+++ Extracted text +++
William Samuel Ritchie (February 25, 1927 – February 7, 2014) was a Canadian businessman entrepreneur and politician. He served in the Legislative Assembly of British Columbia from 1979 to 1986, as a Social Credit member for the constituency of Central Fraser Valley.

Biography

During World War II, Ritchie lied about his age and joined the British Royal Navy. He sold kindling door-to-door, giving his mother most of his earnings to help with family expenses. Ritchie farmed in Scotland and eventually moved to County Fermanagh, Northern Ireland where he married Maud Armstrong and had their first child.

In 1952, Ritchie left aboard the ship Empress of Canada and settled in Winnipeg there they had their second child. He held numerous jobs all in agriculture except for a short time at Trans Canada Airlines and as a real estate agent.  His career took him back and forth between Manitoba and British Columbia.
+++
Task to complete: For each statement below, say whether it agrees with the biography of William Samuel Ritchie, answering yes or no and quoting the words that decide it: (a) Ritchie served in the Legislative Assembly of British Columbia from 1979 to 1986. (b) During World War II, Ritchie joined the Canadian navy. (c) In 1952, Ritchie settled in Vancouver. You won't need the material that comes next.
+++ Raw records +++
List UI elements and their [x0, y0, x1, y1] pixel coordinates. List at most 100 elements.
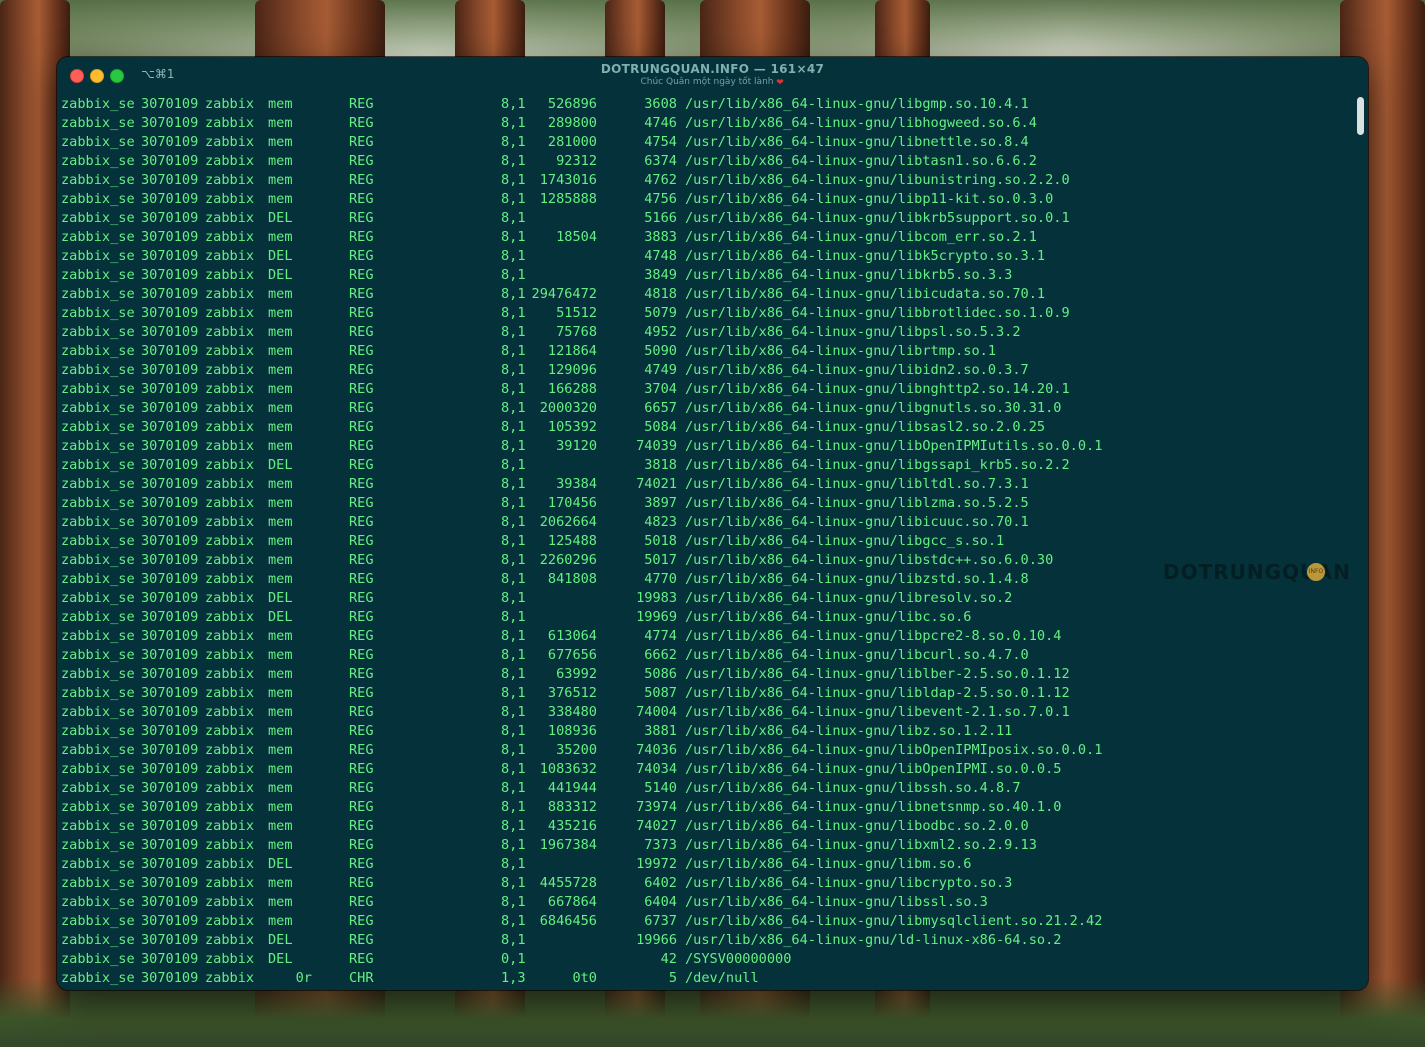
col-user: zabbix [205, 590, 255, 606]
col-cmd: zabbix_se [61, 628, 135, 644]
col-user: zabbix [205, 115, 255, 131]
col-dev: 8,1 [501, 856, 526, 872]
col-size: 441944 [547, 780, 597, 796]
col-type: REG [349, 609, 374, 625]
col-fd: mem [268, 172, 293, 188]
col-user: zabbix [205, 248, 255, 264]
terminal-line: zabbix_se 3070109 zabbix mem REG 8,1 1285888 47… [61, 190, 1352, 209]
col-dev: 8,1 [501, 780, 526, 796]
col-fd: mem [268, 647, 293, 663]
col-type: REG [349, 742, 374, 758]
col-size: 4455728 [539, 875, 597, 891]
col-dev: 8,1 [501, 229, 526, 245]
col-size: 841808 [547, 571, 597, 587]
col-dev: 8,1 [501, 685, 526, 701]
col-fd: DEL [268, 210, 293, 226]
terminal-line: zabbix_se 3070109 zabbix mem REG 8,1 1967384 73… [61, 836, 1352, 855]
col-pid: 3070109 [141, 324, 199, 340]
col-fd: mem [268, 761, 293, 777]
col-dev: 8,1 [501, 894, 526, 910]
col-size: 129096 [547, 362, 597, 378]
col-type: REG [349, 666, 374, 682]
terminal-line: zabbix_se 3070109 zabbix mem REG 8,1 1743016 47… [61, 171, 1352, 190]
col-dev: 8,1 [501, 875, 526, 891]
col-node: 4823 [644, 514, 677, 530]
col-dev: 8,1 [501, 704, 526, 720]
col-pid: 3070109 [141, 419, 199, 435]
col-dev: 8,1 [501, 647, 526, 663]
col-pid: 3070109 [141, 818, 199, 834]
col-type: REG [349, 685, 374, 701]
terminal-line: zabbix_se 3070109 zabbix mem REG 8,1 39120 7403… [61, 437, 1352, 456]
terminal-line: zabbix_se 3070109 zabbix DEL REG 8,1 5166/usr/… [61, 209, 1352, 228]
col-name: /usr/lib/x86_64-linux-gnu/libldap-2.5.so… [685, 685, 1070, 701]
col-type: CHR [349, 970, 374, 986]
col-pid: 3070109 [141, 267, 199, 283]
col-fd: DEL [268, 609, 293, 625]
col-node: 4746 [644, 115, 677, 131]
col-fd: mem [268, 343, 293, 359]
terminal-line: zabbix_se 3070109 zabbix mem REG 8,1 63992 5086… [61, 665, 1352, 684]
terminal-line: zabbix_se 3070109 zabbix DEL REG 8,1 19972/usr… [61, 855, 1352, 874]
col-size: 289800 [547, 115, 597, 131]
terminal-line: zabbix_se 3070109 zabbix mem REG 8,1 166288 370… [61, 380, 1352, 399]
col-dev: 8,1 [501, 533, 526, 549]
col-cmd: zabbix_se [61, 913, 135, 929]
col-pid: 3070109 [141, 685, 199, 701]
col-node: 74004 [636, 704, 677, 720]
col-name: /usr/lib/x86_64-linux-gnu/libcom_err.so.… [685, 229, 1037, 245]
col-name: /usr/lib/x86_64-linux-gnu/libnetsnmp.so.… [685, 799, 1062, 815]
col-cmd: zabbix_se [61, 495, 135, 511]
col-user: zabbix [205, 647, 255, 663]
col-size: 613064 [547, 628, 597, 644]
col-pid: 3070109 [141, 362, 199, 378]
col-node: 6657 [644, 400, 677, 416]
col-name: /usr/lib/x86_64-linux-gnu/libzstd.so.1.4… [685, 571, 1029, 587]
col-dev: 8,1 [501, 761, 526, 777]
col-node: 6374 [644, 153, 677, 169]
terminal-output[interactable]: zabbix_se 3070109 zabbix mem REG 8,1 526896 360… [61, 95, 1352, 990]
terminal-window[interactable]: ⌥⌘1 DOTRUNGQUAN.INFO — 161×47 Chúc Quân … [57, 57, 1368, 990]
col-user: zabbix [205, 305, 255, 321]
terminal-line: zabbix_se 3070109 zabbix DEL REG 8,1 19969/usr… [61, 608, 1352, 627]
col-cmd: zabbix_se [61, 305, 135, 321]
col-type: REG [349, 229, 374, 245]
col-fd: mem [268, 96, 293, 112]
scrollbar[interactable] [1356, 95, 1365, 986]
col-user: zabbix [205, 932, 255, 948]
col-fd: mem [268, 571, 293, 587]
col-fd: mem [268, 533, 293, 549]
col-cmd: zabbix_se [61, 191, 135, 207]
terminal-line: zabbix_se 3070109 zabbix mem REG 8,1 4455728 64… [61, 874, 1352, 893]
col-user: zabbix [205, 533, 255, 549]
col-name: /usr/lib/x86_64-linux-gnu/libidn2.so.0.3… [685, 362, 1029, 378]
col-pid: 3070109 [141, 286, 199, 302]
col-type: REG [349, 305, 374, 321]
col-cmd: zabbix_se [61, 970, 135, 986]
col-pid: 3070109 [141, 970, 199, 986]
col-cmd: zabbix_se [61, 381, 135, 397]
col-size: 92312 [556, 153, 597, 169]
col-user: zabbix [205, 210, 255, 226]
col-name: /usr/lib/x86_64-linux-gnu/libgmp.so.10.4… [685, 96, 1029, 112]
col-dev: 8,1 [501, 172, 526, 188]
col-cmd: zabbix_se [61, 438, 135, 454]
terminal-line: zabbix_se 3070109 zabbix mem REG 8,1 35200 7403… [61, 741, 1352, 760]
col-size: 108936 [547, 723, 597, 739]
col-fd: mem [268, 286, 293, 302]
col-user: zabbix [205, 134, 255, 150]
col-user: zabbix [205, 761, 255, 777]
title-bar[interactable]: ⌥⌘1 DOTRUNGQUAN.INFO — 161×47 Chúc Quân … [57, 57, 1368, 95]
col-size: 677656 [547, 647, 597, 663]
col-fd: mem [268, 115, 293, 131]
col-name: /usr/lib/x86_64-linux-gnu/libOpenIPMIpos… [685, 742, 1103, 758]
col-fd: mem [268, 552, 293, 568]
scrollbar-thumb[interactable] [1357, 97, 1364, 135]
col-fd: mem [268, 381, 293, 397]
col-pid: 3070109 [141, 438, 199, 454]
col-type: REG [349, 419, 374, 435]
col-user: zabbix [205, 799, 255, 815]
col-fd: mem [268, 305, 293, 321]
col-node: 6662 [644, 647, 677, 663]
col-user: zabbix [205, 875, 255, 891]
+++
Result of this task:
(a) Yes: "He served in the Legislative Assembly of British Columbia from 1979 to 1986"
(b) No: "joined the British Royal Navy"
(c) No: "settled in Winnipeg"